╭─ Rows
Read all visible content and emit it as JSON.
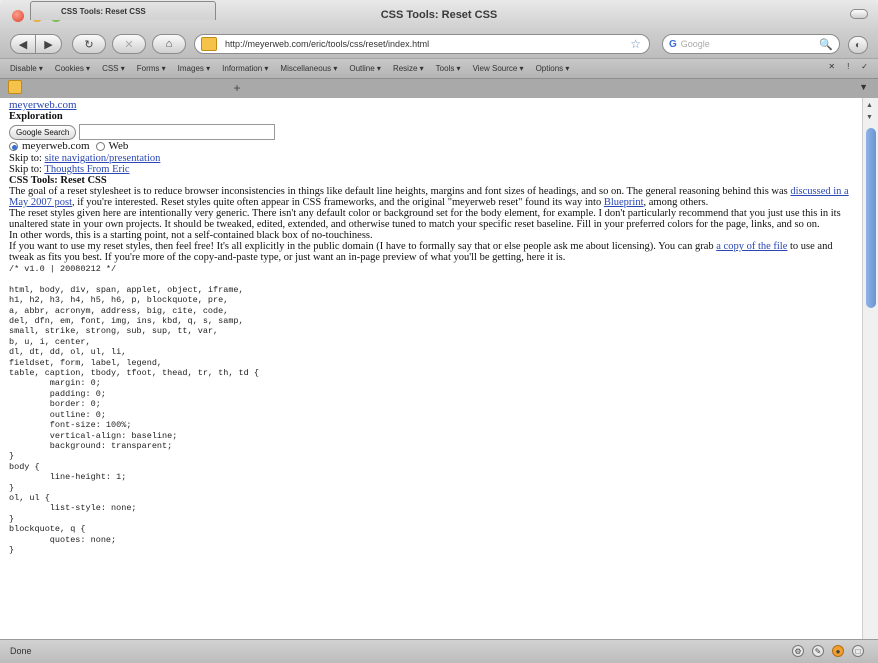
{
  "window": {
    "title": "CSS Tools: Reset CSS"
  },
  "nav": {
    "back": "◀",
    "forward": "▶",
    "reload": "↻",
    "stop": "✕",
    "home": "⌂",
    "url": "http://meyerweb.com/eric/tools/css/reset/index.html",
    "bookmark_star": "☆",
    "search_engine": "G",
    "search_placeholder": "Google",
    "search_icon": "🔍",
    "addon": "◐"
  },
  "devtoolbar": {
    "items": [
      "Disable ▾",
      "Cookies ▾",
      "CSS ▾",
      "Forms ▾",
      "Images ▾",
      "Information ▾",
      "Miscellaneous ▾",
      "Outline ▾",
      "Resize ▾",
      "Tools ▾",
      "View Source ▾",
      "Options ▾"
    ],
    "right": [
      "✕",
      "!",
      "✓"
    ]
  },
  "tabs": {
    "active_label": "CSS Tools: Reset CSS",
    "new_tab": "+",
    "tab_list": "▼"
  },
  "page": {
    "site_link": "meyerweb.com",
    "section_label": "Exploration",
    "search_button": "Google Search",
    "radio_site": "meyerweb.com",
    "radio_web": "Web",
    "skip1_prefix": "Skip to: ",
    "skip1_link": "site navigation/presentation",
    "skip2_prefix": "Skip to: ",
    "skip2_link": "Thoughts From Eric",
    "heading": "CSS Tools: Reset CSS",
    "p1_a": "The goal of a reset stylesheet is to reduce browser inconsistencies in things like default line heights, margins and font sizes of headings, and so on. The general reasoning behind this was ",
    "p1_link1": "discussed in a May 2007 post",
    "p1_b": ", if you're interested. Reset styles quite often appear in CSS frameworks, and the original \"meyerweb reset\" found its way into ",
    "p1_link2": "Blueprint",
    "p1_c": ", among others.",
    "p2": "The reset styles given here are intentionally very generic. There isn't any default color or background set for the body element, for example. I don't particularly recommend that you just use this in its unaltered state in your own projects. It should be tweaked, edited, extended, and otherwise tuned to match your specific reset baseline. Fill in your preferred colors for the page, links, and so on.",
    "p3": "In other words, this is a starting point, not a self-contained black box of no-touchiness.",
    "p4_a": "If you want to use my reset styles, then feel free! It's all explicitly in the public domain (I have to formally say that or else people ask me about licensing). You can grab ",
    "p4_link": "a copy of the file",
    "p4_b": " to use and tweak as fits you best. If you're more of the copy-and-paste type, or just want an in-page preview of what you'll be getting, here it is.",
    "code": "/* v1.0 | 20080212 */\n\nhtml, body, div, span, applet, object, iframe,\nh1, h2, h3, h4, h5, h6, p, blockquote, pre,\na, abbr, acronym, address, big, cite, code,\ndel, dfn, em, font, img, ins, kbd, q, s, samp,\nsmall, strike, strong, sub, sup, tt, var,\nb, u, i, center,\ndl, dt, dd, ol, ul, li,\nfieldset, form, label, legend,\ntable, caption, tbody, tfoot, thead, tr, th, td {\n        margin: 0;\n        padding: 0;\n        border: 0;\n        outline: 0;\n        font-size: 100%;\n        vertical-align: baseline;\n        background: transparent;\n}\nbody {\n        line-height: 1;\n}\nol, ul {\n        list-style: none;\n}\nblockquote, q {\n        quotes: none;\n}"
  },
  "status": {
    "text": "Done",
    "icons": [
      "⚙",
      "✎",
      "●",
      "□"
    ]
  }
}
╰─
╭─ Rows
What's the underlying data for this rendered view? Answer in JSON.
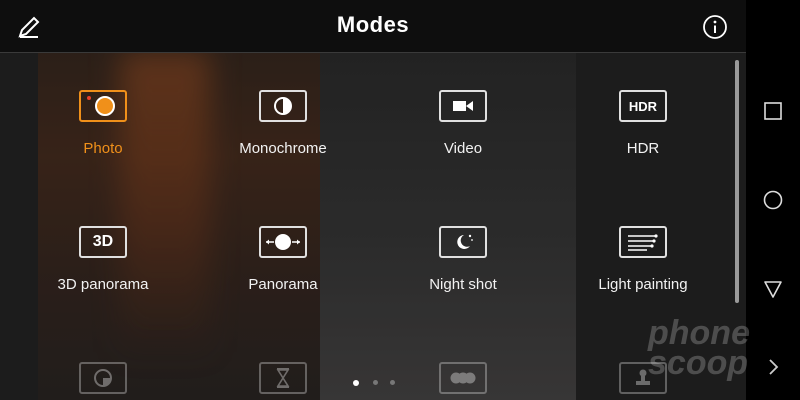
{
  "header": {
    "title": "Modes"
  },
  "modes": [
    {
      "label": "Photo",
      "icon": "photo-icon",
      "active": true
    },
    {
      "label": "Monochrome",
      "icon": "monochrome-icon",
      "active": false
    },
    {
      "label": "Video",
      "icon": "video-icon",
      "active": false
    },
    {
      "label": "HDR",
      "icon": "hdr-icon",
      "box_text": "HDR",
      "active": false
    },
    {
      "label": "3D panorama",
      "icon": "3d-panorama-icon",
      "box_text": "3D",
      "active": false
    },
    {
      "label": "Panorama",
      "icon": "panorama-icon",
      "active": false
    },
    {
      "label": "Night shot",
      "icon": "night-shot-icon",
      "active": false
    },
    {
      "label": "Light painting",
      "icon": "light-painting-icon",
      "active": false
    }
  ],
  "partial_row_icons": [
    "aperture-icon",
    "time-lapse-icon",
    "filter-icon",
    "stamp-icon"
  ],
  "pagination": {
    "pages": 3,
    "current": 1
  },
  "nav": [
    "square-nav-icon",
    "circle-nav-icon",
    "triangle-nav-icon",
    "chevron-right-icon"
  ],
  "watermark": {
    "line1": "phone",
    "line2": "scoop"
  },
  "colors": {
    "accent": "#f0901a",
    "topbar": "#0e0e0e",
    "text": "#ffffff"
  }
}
╰─
╭─ Rows
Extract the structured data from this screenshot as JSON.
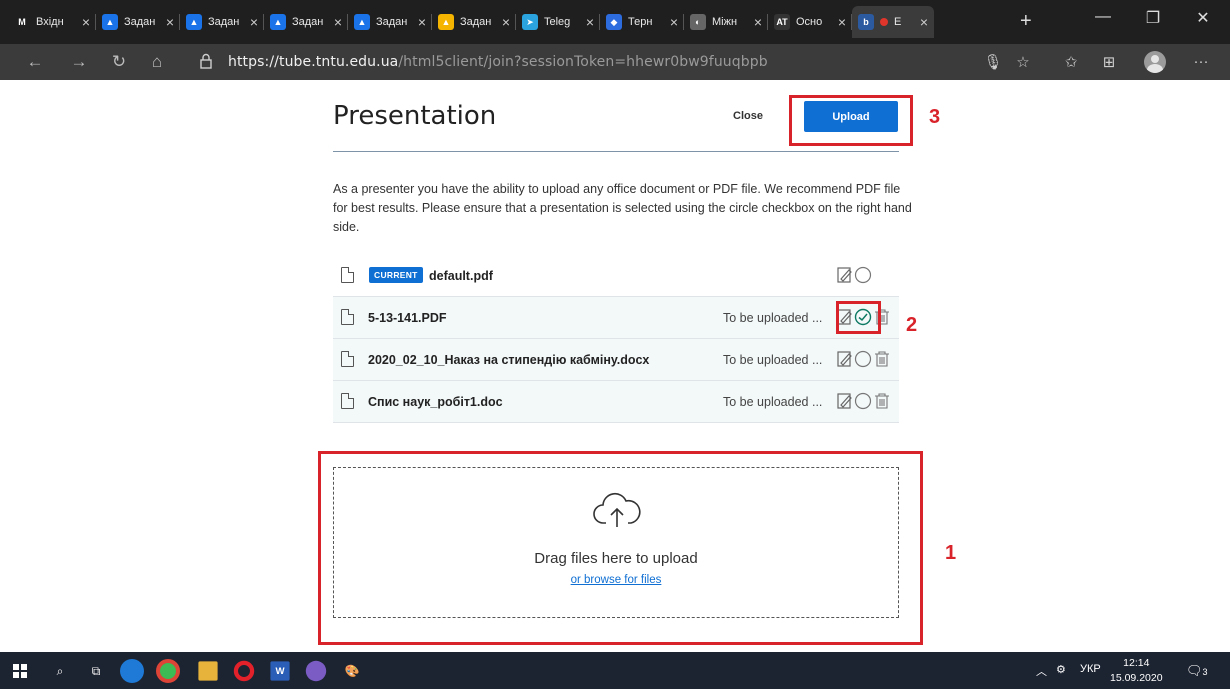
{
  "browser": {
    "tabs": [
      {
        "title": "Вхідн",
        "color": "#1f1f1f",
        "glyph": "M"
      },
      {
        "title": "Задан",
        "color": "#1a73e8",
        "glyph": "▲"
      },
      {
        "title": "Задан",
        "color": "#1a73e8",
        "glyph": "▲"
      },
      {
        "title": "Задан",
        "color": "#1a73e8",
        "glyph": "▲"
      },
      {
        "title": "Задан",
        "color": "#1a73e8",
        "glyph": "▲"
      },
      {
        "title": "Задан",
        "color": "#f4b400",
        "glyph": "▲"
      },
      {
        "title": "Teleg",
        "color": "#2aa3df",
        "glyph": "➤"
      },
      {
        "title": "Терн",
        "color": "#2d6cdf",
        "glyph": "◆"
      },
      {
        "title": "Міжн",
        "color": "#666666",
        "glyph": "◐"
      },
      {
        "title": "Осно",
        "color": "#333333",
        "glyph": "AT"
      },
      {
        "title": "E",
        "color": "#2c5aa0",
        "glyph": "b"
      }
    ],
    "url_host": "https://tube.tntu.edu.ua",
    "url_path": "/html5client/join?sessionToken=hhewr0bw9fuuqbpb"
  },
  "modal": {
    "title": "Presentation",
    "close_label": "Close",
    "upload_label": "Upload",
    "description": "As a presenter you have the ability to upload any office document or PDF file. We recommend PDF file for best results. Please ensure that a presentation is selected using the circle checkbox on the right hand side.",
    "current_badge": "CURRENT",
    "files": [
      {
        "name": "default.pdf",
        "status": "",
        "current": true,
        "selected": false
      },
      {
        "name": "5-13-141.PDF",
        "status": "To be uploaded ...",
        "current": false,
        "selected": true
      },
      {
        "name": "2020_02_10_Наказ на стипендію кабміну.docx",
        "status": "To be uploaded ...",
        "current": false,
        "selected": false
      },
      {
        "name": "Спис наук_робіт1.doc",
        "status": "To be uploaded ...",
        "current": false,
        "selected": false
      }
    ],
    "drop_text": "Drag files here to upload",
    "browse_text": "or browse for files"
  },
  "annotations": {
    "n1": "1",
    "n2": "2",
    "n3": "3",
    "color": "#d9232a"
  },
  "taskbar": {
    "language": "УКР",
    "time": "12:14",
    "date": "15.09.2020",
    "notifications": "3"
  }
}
╰─
> _Aim of the task_: Pick out every line of the listing containing the word "data", and show those lines.

> _Written answer_:
What's the underlying data for this rendered view? Answer in JSON.
Extract the structured data from this screenshot as JSON.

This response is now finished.